%%

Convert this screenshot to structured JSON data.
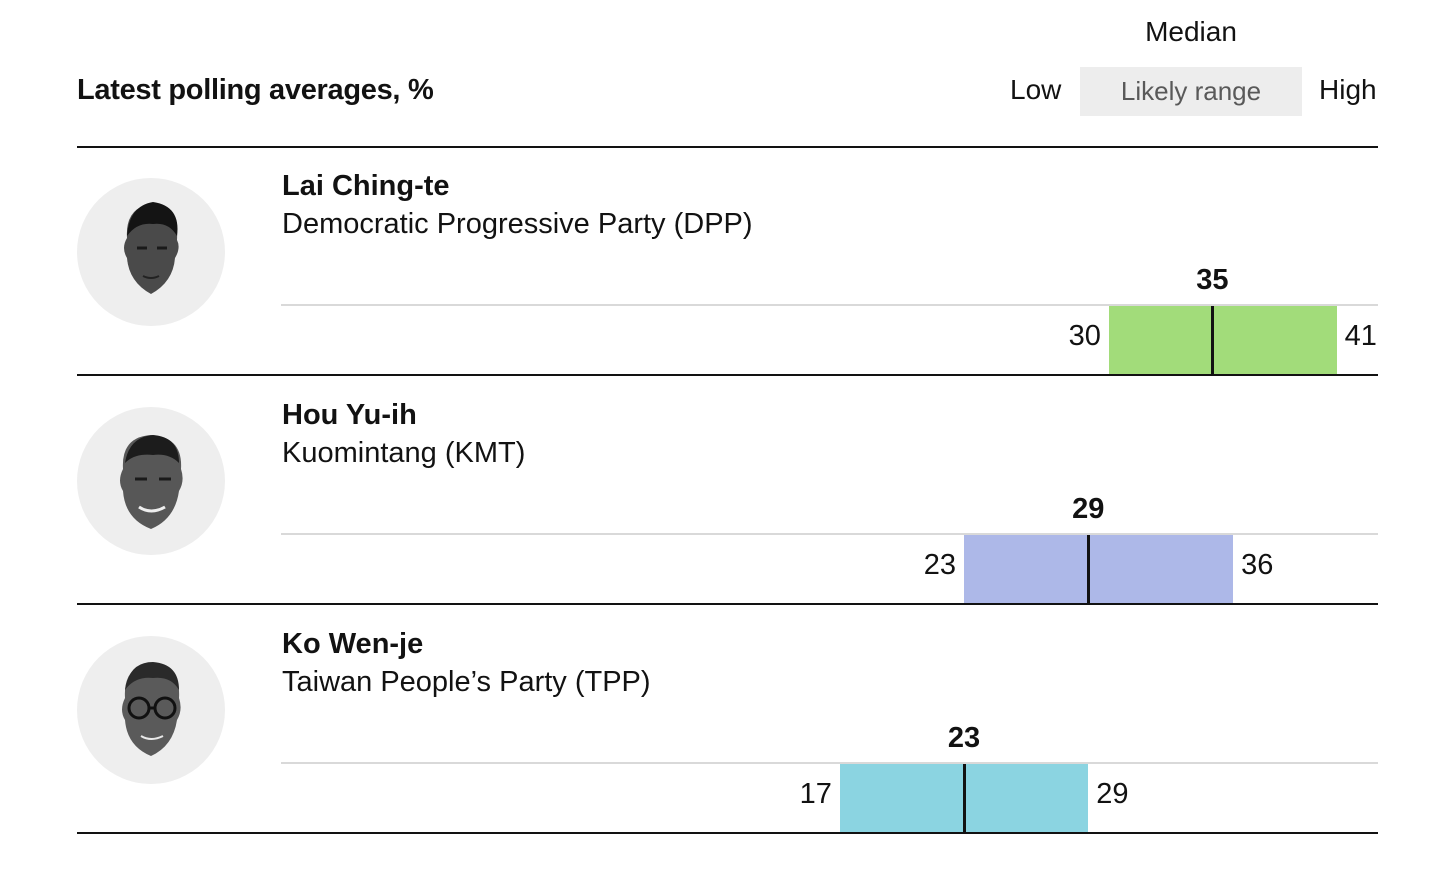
{
  "header": {
    "title": "Latest polling averages, %",
    "key": {
      "median": "Median",
      "low": "Low",
      "range": "Likely range",
      "high": "High"
    }
  },
  "colors": {
    "DPP": "#a2dc7a",
    "KMT": "#adb8e8",
    "TPP": "#8bd4e1",
    "median": "#121212"
  },
  "candidates": [
    {
      "name": "Lai Ching-te",
      "party": "Democratic Progressive Party (DPP)",
      "color": "#a2dc7a",
      "low": "30",
      "median": "35",
      "high": "41"
    },
    {
      "name": "Hou Yu-ih",
      "party": "Kuomintang (KMT)",
      "color": "#adb8e8",
      "low": "23",
      "median": "29",
      "high": "36"
    },
    {
      "name": "Ko Wen-je",
      "party": "Taiwan People’s Party (TPP)",
      "color": "#8bd4e1",
      "low": "17",
      "median": "23",
      "high": "29"
    }
  ],
  "chart_data": {
    "type": "bar",
    "title": "Latest polling averages, %",
    "categories": [
      "Lai Ching-te",
      "Hou Yu-ih",
      "Ko Wen-je"
    ],
    "series": [
      {
        "name": "Low",
        "values": [
          30,
          23,
          17
        ]
      },
      {
        "name": "Median",
        "values": [
          35,
          29,
          23
        ]
      },
      {
        "name": "High",
        "values": [
          41,
          36,
          29
        ]
      }
    ],
    "xlim": [
      -10,
      43
    ],
    "legend": "top-right"
  }
}
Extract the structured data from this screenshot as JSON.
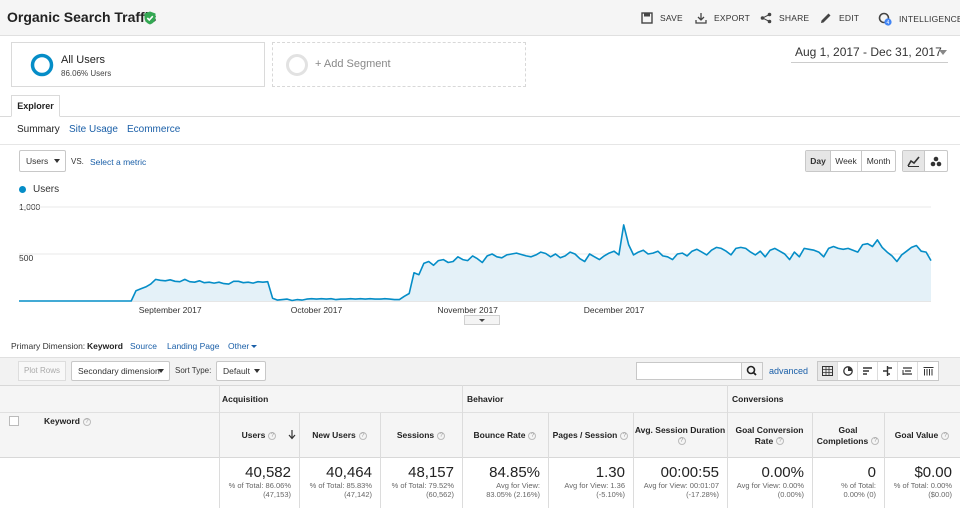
{
  "header": {
    "title": "Organic Search Traffic",
    "actions": [
      {
        "label": "SAVE",
        "icon": "save-icon"
      },
      {
        "label": "EXPORT",
        "icon": "export-icon"
      },
      {
        "label": "SHARE",
        "icon": "share-icon"
      },
      {
        "label": "EDIT",
        "icon": "pencil-icon"
      },
      {
        "label": "INTELLIGENCE",
        "icon": "intelligence-icon",
        "badge": "4"
      }
    ]
  },
  "segments": {
    "active": {
      "name": "All Users",
      "sub": "86.06% Users"
    },
    "add_label": "+ Add Segment"
  },
  "date_range": "Aug 1, 2017 - Dec 31, 2017",
  "tabs": {
    "explorer": "Explorer",
    "subtabs": [
      "Summary",
      "Site Usage",
      "Ecommerce"
    ]
  },
  "chart_controls": {
    "metric": "Users",
    "vs": "VS.",
    "select_metric": "Select a metric",
    "granularity": [
      "Day",
      "Week",
      "Month"
    ],
    "selected_granularity": "Day"
  },
  "chart_data": {
    "type": "area",
    "series": [
      {
        "name": "Users",
        "color": "#058dc7"
      }
    ],
    "y_ticks": [
      "1,000",
      "500"
    ],
    "x_ticks": [
      "September 2017",
      "October 2017",
      "November 2017",
      "December 2017"
    ],
    "ylim": [
      0,
      1000
    ],
    "x_start": "2017-08-01",
    "daily_values": [
      0,
      0,
      0,
      0,
      0,
      0,
      0,
      0,
      0,
      0,
      0,
      0,
      0,
      0,
      0,
      0,
      0,
      0,
      0,
      0,
      0,
      0,
      0,
      0,
      110,
      130,
      150,
      180,
      230,
      220,
      215,
      225,
      210,
      205,
      230,
      205,
      200,
      215,
      195,
      200,
      190,
      200,
      185,
      180,
      210,
      210,
      195,
      200,
      190,
      205,
      200,
      205,
      30,
      10,
      15,
      20,
      5,
      15,
      10,
      20,
      25,
      20,
      25,
      20,
      25,
      15,
      20,
      20,
      25,
      20,
      25,
      20,
      25,
      20,
      20,
      25,
      20,
      15,
      15,
      50,
      80,
      300,
      280,
      400,
      420,
      380,
      430,
      440,
      410,
      420,
      470,
      440,
      430,
      480,
      450,
      410,
      480,
      500,
      470,
      460,
      490,
      500,
      510,
      495,
      480,
      470,
      490,
      520,
      505,
      470,
      500,
      460,
      480,
      520,
      500,
      450,
      420,
      500,
      470,
      440,
      480,
      510,
      530,
      490,
      810,
      600,
      490,
      520,
      540,
      500,
      510,
      530,
      480,
      470,
      440,
      500,
      510,
      480,
      530,
      550,
      520,
      490,
      540,
      570,
      560,
      530,
      490,
      560,
      570,
      560,
      520,
      490,
      530,
      470,
      540,
      560,
      530,
      500,
      440,
      520,
      470,
      560,
      550,
      540,
      520,
      470,
      560,
      580,
      560,
      550,
      560,
      540,
      520,
      600,
      610,
      580,
      650,
      570,
      520,
      480,
      420,
      490,
      530,
      570,
      590,
      530,
      520,
      430
    ]
  },
  "primary_dimension": {
    "label": "Primary Dimension:",
    "options": [
      "Keyword",
      "Source",
      "Landing Page",
      "Other"
    ],
    "selected": "Keyword"
  },
  "table_toolbar": {
    "plot_rows": "Plot Rows",
    "secondary_dimension": "Secondary dimension",
    "sort_type_label": "Sort Type:",
    "sort_type_value": "Default",
    "advanced": "advanced"
  },
  "table": {
    "dimension_header": "Keyword",
    "groups": [
      "Acquisition",
      "Behavior",
      "Conversions"
    ],
    "columns": [
      {
        "label": "Users",
        "value": "40,582",
        "sub1": "% of Total: 86.06%",
        "sub2": "(47,153)"
      },
      {
        "label": "New Users",
        "value": "40,464",
        "sub1": "% of Total: 85.83%",
        "sub2": "(47,142)"
      },
      {
        "label": "Sessions",
        "value": "48,157",
        "sub1": "% of Total: 79.52%",
        "sub2": "(60,562)"
      },
      {
        "label": "Bounce Rate",
        "value": "84.85%",
        "sub1": "Avg for View:",
        "sub2": "83.05% (2.16%)"
      },
      {
        "label": "Pages / Session",
        "value": "1.30",
        "sub1": "Avg for View: 1.36",
        "sub2": "(-5.10%)"
      },
      {
        "label": "Avg. Session Duration",
        "value": "00:00:55",
        "sub1": "Avg for View: 00:01:07",
        "sub2": "(-17.28%)"
      },
      {
        "label": "Goal Conversion Rate",
        "value": "0.00%",
        "sub1": "Avg for View: 0.00%",
        "sub2": "(0.00%)"
      },
      {
        "label": "Goal Completions",
        "value": "0",
        "sub1": "% of Total:",
        "sub2": "0.00% (0)"
      },
      {
        "label": "Goal Value",
        "value": "$0.00",
        "sub1": "% of Total: 0.00%",
        "sub2": "($0.00)"
      }
    ]
  },
  "colors": {
    "accent": "#058dc7",
    "area_fill": "#e4f1f8",
    "link": "#1a5fa8",
    "verified": "#34a853"
  }
}
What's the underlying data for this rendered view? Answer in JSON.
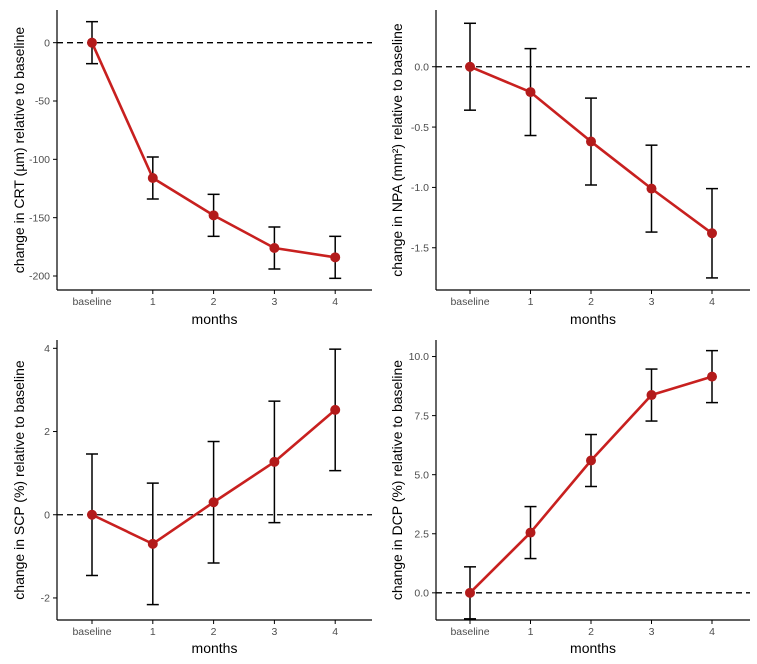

%%

TASK STATEMENT: Retype the listing exactly. Pictures do not belong in the copy.

ANSWER FOR THE TASK:
Convert this screenshot to structured JSON data.
{
  "header": {
    "title": "Latest polling averages, %",
    "key": {
      "median": "Median",
      "low": "Low",
      "range": "Likely range",
      "high": "High"
    }
  },
  "colors": {
    "DPP": "#a2dc7a",
    "KMT": "#adb8e8",
    "TPP": "#8bd4e1",
    "median": "#121212"
  },
  "candidates": [
    {
      "name": "Lai Ching-te",
      "party": "Democratic Progressive Party (DPP)",
      "color": "#a2dc7a",
      "low": "30",
      "median": "35",
      "high": "41"
    },
    {
      "name": "Hou Yu-ih",
      "party": "Kuomintang (KMT)",
      "color": "#adb8e8",
      "low": "23",
      "median": "29",
      "high": "36"
    },
    {
      "name": "Ko Wen-je",
      "party": "Taiwan People’s Party (TPP)",
      "color": "#8bd4e1",
      "low": "17",
      "median": "23",
      "high": "29"
    }
  ],
  "chart_data": {
    "type": "bar",
    "title": "Latest polling averages, %",
    "categories": [
      "Lai Ching-te",
      "Hou Yu-ih",
      "Ko Wen-je"
    ],
    "series": [
      {
        "name": "Low",
        "values": [
          30,
          23,
          17
        ]
      },
      {
        "name": "Median",
        "values": [
          35,
          29,
          23
        ]
      },
      {
        "name": "High",
        "values": [
          41,
          36,
          29
        ]
      }
    ],
    "xlim": [
      -10,
      43
    ],
    "legend": "top-right"
  }
}
Extract the structured data from this screenshot as JSON.
{
  "header": {
    "title": "Organic Search Traffic",
    "actions": [
      {
        "label": "SAVE",
        "icon": "save-icon"
      },
      {
        "label": "EXPORT",
        "icon": "export-icon"
      },
      {
        "label": "SHARE",
        "icon": "share-icon"
      },
      {
        "label": "EDIT",
        "icon": "pencil-icon"
      },
      {
        "label": "INTELLIGENCE",
        "icon": "intelligence-icon",
        "badge": "4"
      }
    ]
  },
  "segments": {
    "active": {
      "name": "All Users",
      "sub": "86.06% Users"
    },
    "add_label": "+ Add Segment"
  },
  "date_range": "Aug 1, 2017 - Dec 31, 2017",
  "tabs": {
    "explorer": "Explorer",
    "subtabs": [
      "Summary",
      "Site Usage",
      "Ecommerce"
    ]
  },
  "chart_controls": {
    "metric": "Users",
    "vs": "VS.",
    "select_metric": "Select a metric",
    "granularity": [
      "Day",
      "Week",
      "Month"
    ],
    "selected_granularity": "Day"
  },
  "chart_data": {
    "type": "area",
    "series": [
      {
        "name": "Users",
        "color": "#058dc7"
      }
    ],
    "y_ticks": [
      "1,000",
      "500"
    ],
    "x_ticks": [
      "September 2017",
      "October 2017",
      "November 2017",
      "December 2017"
    ],
    "ylim": [
      0,
      1000
    ],
    "x_start": "2017-08-01",
    "daily_values": [
      0,
      0,
      0,
      0,
      0,
      0,
      0,
      0,
      0,
      0,
      0,
      0,
      0,
      0,
      0,
      0,
      0,
      0,
      0,
      0,
      0,
      0,
      0,
      0,
      110,
      130,
      150,
      180,
      230,
      220,
      215,
      225,
      210,
      205,
      230,
      205,
      200,
      215,
      195,
      200,
      190,
      200,
      185,
      180,
      210,
      210,
      195,
      200,
      190,
      205,
      200,
      205,
      30,
      10,
      15,
      20,
      5,
      15,
      10,
      20,
      25,
      20,
      25,
      20,
      25,
      15,
      20,
      20,
      25,
      20,
      25,
      20,
      25,
      20,
      20,
      25,
      20,
      15,
      15,
      50,
      80,
      300,
      280,
      400,
      420,
      380,
      430,
      440,
      410,
      420,
      470,
      440,
      430,
      480,
      450,
      410,
      480,
      500,
      470,
      460,
      490,
      500,
      510,
      495,
      480,
      470,
      490,
      520,
      505,
      470,
      500,
      460,
      480,
      520,
      500,
      450,
      420,
      500,
      470,
      440,
      480,
      510,
      530,
      490,
      810,
      600,
      490,
      520,
      540,
      500,
      510,
      530,
      480,
      470,
      440,
      500,
      510,
      480,
      530,
      550,
      520,
      490,
      540,
      570,
      560,
      530,
      490,
      560,
      570,
      560,
      520,
      490,
      530,
      470,
      540,
      560,
      530,
      500,
      440,
      520,
      470,
      560,
      550,
      540,
      520,
      470,
      560,
      580,
      560,
      550,
      560,
      540,
      520,
      600,
      610,
      580,
      650,
      570,
      520,
      480,
      420,
      490,
      530,
      570,
      590,
      530,
      520,
      430
    ]
  },
  "primary_dimension": {
    "label": "Primary Dimension:",
    "options": [
      "Keyword",
      "Source",
      "Landing Page",
      "Other"
    ],
    "selected": "Keyword"
  },
  "table_toolbar": {
    "plot_rows": "Plot Rows",
    "secondary_dimension": "Secondary dimension",
    "sort_type_label": "Sort Type:",
    "sort_type_value": "Default",
    "advanced": "advanced"
  },
  "table": {
    "dimension_header": "Keyword",
    "groups": [
      "Acquisition",
      "Behavior",
      "Conversions"
    ],
    "columns": [
      {
        "label": "Users",
        "value": "40,582",
        "sub1": "% of Total: 86.06%",
        "sub2": "(47,153)"
      },
      {
        "label": "New Users",
        "value": "40,464",
        "sub1": "% of Total: 85.83%",
        "sub2": "(47,142)"
      },
      {
        "label": "Sessions",
        "value": "48,157",
        "sub1": "% of Total: 79.52%",
        "sub2": "(60,562)"
      },
      {
        "label": "Bounce Rate",
        "value": "84.85%",
        "sub1": "Avg for View:",
        "sub2": "83.05% (2.16%)"
      },
      {
        "label": "Pages / Session",
        "value": "1.30",
        "sub1": "Avg for View: 1.36",
        "sub2": "(-5.10%)"
      },
      {
        "label": "Avg. Session Duration",
        "value": "00:00:55",
        "sub1": "Avg for View: 00:01:07",
        "sub2": "(-17.28%)"
      },
      {
        "label": "Goal Conversion Rate",
        "value": "0.00%",
        "sub1": "Avg for View: 0.00%",
        "sub2": "(0.00%)"
      },
      {
        "label": "Goal Completions",
        "value": "0",
        "sub1": "% of Total:",
        "sub2": "0.00% (0)"
      },
      {
        "label": "Goal Value",
        "value": "$0.00",
        "sub1": "% of Total: 0.00%",
        "sub2": "($0.00)"
      }
    ]
  },
  "colors": {
    "accent": "#058dc7",
    "area_fill": "#e4f1f8",
    "link": "#1a5fa8",
    "verified": "#34a853"
  }
}
What's the underlying data for this rendered view? Answer in JSON.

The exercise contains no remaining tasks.